SHORT PROBLEM => Return each line containing "classical".

[Data excerpts]
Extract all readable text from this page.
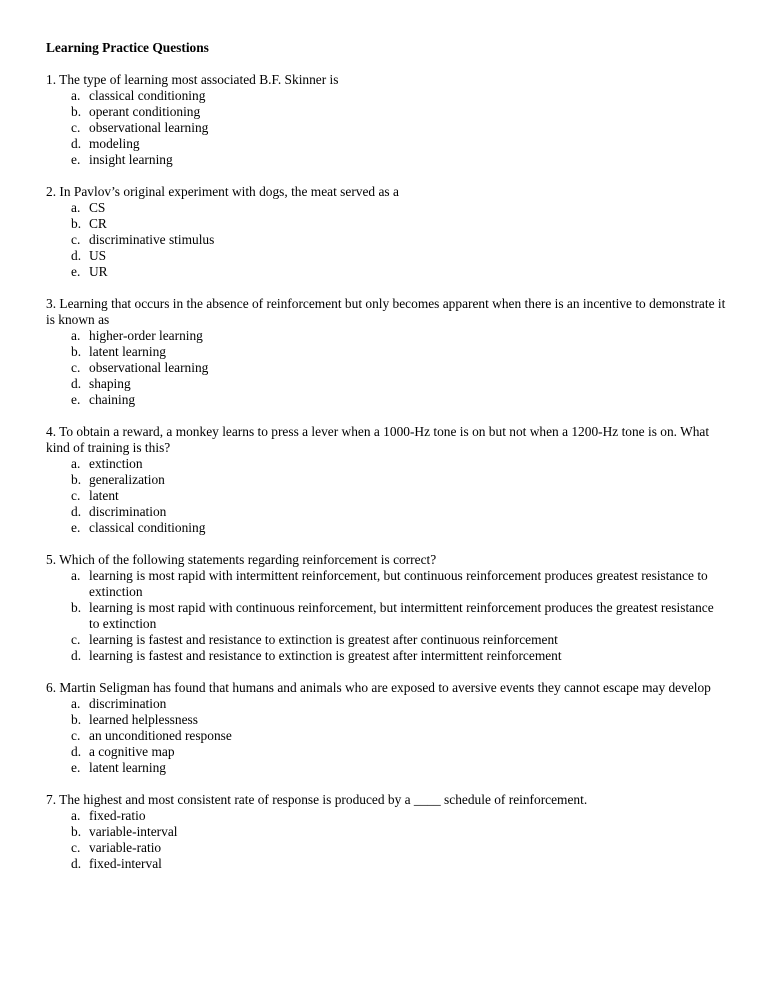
Learning Practice Questions
1. The type of learning most associated B.F. Skinner is
a. classical conditioning
b. operant conditioning
c. observational learning
d. modeling
e. insight learning
2. In Pavlov’s original experiment with dogs, the meat served as a
a. CS
b. CR
c. discriminative stimulus
d. US
e. UR
3. Learning that occurs in the absence of reinforcement but only becomes apparent when there is an incentive to demonstrate it is known as
a. higher-order learning
b. latent learning
c. observational learning
d. shaping
e. chaining
4. To obtain a reward, a monkey learns to press a lever when a 1000-Hz tone is on but not when a 1200-Hz tone is on. What kind of training is this?
a. extinction
b. generalization
c. latent
d. discrimination
e. classical conditioning
5. Which of the following statements regarding reinforcement is correct?
a. learning is most rapid with intermittent reinforcement, but continuous reinforcement produces greatest resistance to extinction
b. learning is most rapid with continuous reinforcement, but intermittent reinforcement produces the greatest resistance to extinction
c. learning is fastest and resistance to extinction is greatest after continuous reinforcement
d. learning is fastest and resistance to extinction is greatest after intermittent reinforcement
6. Martin Seligman has found that humans and animals who are exposed to aversive events they cannot escape may develop
a. discrimination
b. learned helplessness
c. an unconditioned response
d. a cognitive map
e. latent learning
7. The highest and most consistent rate of response is produced by a ____ schedule of reinforcement.
a. fixed-ratio
b. variable-interval
c. variable-ratio
d. fixed-interval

WRITTEN ANSWER =>
a. classical conditioning
e. classical conditioning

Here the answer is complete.